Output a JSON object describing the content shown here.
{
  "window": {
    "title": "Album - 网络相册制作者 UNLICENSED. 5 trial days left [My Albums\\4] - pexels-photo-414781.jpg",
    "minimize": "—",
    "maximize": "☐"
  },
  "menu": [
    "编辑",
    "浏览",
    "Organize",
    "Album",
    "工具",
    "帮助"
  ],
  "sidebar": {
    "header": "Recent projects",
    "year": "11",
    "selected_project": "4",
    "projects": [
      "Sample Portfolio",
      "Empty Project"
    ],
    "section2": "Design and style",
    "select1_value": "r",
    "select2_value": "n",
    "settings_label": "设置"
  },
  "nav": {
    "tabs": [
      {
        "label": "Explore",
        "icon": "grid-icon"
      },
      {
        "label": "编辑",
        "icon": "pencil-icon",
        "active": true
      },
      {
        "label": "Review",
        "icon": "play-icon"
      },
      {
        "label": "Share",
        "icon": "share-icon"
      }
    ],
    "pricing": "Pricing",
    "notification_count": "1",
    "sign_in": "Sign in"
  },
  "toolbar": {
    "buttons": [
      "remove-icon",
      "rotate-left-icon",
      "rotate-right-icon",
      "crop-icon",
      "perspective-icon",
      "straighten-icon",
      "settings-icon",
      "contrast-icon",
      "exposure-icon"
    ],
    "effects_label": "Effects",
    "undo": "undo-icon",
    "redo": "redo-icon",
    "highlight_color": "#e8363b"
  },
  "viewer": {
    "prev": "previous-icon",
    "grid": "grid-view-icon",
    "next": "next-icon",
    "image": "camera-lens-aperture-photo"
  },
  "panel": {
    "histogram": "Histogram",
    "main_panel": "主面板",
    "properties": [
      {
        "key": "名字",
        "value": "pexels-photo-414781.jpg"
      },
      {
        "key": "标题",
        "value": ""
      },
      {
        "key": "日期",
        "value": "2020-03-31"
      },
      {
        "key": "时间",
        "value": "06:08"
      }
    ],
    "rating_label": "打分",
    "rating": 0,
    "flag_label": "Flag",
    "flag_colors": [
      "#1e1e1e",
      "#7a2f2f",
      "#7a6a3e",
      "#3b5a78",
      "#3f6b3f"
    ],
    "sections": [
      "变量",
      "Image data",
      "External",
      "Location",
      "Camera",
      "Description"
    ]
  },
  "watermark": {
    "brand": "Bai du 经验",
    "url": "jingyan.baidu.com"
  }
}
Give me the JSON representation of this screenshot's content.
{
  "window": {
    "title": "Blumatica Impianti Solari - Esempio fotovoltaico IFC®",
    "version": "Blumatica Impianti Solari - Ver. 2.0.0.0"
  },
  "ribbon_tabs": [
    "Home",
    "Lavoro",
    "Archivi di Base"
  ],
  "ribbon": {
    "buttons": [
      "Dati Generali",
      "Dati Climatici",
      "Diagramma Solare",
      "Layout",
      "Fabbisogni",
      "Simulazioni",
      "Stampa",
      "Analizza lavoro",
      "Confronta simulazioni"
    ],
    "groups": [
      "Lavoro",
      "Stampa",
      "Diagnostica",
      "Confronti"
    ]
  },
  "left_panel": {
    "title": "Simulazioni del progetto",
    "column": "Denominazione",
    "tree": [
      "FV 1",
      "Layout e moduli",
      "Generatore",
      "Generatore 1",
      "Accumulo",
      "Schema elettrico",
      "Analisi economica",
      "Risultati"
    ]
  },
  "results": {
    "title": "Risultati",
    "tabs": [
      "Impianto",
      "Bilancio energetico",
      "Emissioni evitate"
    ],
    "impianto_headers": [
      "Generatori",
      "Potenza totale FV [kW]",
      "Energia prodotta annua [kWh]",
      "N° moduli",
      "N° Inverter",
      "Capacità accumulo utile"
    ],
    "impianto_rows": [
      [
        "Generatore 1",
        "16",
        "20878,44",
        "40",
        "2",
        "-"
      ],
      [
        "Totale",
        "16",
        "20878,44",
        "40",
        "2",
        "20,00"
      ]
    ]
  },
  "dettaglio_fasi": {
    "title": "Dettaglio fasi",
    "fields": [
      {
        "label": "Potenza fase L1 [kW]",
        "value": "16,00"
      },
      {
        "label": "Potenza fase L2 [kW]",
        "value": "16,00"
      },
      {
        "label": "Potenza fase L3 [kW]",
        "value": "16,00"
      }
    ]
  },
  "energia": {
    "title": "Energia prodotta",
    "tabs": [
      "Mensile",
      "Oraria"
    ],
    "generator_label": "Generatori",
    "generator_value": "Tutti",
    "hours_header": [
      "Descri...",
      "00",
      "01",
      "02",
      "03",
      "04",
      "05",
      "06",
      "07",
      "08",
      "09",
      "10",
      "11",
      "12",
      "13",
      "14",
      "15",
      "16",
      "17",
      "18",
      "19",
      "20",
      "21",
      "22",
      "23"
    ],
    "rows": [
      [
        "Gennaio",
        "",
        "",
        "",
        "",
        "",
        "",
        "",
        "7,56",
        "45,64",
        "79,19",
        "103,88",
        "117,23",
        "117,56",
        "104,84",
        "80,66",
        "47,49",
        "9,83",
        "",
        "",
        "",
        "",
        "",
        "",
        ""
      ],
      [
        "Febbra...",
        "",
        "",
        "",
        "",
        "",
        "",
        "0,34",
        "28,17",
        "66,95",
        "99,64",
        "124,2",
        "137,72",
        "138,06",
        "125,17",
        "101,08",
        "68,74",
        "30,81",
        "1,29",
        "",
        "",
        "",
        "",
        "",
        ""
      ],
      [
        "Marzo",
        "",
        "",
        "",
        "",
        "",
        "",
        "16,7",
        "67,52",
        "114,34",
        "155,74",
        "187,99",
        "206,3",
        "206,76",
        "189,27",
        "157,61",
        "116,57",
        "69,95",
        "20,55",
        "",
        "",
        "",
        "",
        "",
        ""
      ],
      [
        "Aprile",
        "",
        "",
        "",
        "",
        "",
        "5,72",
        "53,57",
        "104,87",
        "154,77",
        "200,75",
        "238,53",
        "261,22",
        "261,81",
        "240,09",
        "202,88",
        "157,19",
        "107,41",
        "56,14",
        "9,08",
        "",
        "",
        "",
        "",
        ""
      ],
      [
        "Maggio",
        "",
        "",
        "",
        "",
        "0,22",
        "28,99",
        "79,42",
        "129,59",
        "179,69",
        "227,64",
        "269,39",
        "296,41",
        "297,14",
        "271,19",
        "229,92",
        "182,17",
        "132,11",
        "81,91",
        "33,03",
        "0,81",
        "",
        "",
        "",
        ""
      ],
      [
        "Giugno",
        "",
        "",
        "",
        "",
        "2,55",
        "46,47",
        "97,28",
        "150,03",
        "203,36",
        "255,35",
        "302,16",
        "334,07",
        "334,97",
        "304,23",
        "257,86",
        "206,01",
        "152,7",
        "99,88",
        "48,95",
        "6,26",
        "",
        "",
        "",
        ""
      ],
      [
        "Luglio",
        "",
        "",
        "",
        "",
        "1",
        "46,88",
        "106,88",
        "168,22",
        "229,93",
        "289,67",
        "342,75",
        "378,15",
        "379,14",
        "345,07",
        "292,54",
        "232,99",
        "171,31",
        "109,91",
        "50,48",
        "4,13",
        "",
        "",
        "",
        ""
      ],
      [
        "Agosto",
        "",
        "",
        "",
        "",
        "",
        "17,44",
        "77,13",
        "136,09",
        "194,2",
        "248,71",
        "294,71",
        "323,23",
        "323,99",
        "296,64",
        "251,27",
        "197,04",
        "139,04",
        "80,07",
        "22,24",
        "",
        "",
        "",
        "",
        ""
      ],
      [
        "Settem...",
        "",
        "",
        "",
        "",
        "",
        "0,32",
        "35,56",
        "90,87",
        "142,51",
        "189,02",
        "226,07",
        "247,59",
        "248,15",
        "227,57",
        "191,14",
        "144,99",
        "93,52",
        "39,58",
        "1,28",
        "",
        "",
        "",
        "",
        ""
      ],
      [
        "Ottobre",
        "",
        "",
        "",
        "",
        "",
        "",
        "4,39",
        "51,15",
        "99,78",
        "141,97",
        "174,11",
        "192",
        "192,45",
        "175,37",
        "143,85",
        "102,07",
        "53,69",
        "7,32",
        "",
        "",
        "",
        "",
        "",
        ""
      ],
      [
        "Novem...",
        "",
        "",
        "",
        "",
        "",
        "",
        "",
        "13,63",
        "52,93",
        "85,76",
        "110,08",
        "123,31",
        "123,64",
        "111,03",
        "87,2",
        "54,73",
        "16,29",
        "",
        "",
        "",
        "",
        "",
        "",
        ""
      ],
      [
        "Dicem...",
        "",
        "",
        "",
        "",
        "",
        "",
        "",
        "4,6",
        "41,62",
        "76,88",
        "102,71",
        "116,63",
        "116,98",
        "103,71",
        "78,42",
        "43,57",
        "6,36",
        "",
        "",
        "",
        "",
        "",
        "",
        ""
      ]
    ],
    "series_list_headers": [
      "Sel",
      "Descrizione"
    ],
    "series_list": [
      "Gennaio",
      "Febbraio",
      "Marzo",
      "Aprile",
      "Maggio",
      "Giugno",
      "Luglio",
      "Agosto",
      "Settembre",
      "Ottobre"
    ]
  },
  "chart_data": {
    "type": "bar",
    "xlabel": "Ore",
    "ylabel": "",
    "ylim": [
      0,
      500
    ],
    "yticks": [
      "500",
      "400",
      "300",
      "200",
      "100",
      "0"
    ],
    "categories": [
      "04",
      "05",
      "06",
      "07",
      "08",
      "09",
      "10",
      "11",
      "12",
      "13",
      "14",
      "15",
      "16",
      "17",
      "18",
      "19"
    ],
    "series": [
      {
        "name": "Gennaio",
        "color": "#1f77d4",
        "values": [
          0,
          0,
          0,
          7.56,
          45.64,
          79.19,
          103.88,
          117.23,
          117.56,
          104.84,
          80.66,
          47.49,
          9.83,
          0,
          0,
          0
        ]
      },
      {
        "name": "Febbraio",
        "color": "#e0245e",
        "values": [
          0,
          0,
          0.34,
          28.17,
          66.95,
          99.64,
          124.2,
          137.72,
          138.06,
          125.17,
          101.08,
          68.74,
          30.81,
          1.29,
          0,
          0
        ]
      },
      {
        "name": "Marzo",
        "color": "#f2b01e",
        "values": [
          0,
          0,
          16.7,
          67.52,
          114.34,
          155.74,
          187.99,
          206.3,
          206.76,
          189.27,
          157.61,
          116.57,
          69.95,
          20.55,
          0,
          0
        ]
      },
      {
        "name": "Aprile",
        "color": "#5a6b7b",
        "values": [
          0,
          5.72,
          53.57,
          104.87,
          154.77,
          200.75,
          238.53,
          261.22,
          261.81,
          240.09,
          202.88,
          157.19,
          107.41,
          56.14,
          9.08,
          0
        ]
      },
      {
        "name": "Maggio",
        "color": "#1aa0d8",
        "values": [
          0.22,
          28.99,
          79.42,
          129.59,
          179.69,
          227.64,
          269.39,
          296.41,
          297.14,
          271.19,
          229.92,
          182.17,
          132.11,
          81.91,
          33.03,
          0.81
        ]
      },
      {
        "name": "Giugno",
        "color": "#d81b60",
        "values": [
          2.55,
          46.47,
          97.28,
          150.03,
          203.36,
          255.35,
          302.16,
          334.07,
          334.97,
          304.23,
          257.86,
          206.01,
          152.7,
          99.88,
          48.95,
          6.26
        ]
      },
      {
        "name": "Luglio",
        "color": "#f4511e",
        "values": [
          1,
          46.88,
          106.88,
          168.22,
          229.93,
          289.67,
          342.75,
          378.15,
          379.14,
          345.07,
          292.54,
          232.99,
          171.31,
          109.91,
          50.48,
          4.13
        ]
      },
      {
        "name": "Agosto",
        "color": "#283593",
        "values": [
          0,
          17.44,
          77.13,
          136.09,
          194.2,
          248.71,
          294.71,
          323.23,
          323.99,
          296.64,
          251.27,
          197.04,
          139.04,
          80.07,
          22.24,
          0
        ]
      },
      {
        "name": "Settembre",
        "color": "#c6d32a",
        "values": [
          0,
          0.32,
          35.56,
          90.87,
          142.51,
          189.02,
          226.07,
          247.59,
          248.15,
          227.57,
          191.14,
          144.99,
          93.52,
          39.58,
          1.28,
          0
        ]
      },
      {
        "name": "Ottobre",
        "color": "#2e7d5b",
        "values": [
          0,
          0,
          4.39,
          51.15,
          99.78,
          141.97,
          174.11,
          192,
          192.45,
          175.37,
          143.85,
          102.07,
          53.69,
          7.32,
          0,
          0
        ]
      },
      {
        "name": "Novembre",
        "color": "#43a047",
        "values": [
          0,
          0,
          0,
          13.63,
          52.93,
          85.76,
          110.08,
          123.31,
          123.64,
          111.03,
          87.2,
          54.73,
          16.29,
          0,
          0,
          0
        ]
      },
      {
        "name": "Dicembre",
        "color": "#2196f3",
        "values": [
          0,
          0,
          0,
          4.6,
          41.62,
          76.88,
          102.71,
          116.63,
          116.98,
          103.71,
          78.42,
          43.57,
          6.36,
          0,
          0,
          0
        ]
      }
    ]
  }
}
——
● SHORT TASK: Copy each line above that contains the string "prodotta".

● FULL ANSWER:
      "Energia prodotta annua [kWh]",
    "title": "Energia prodotta",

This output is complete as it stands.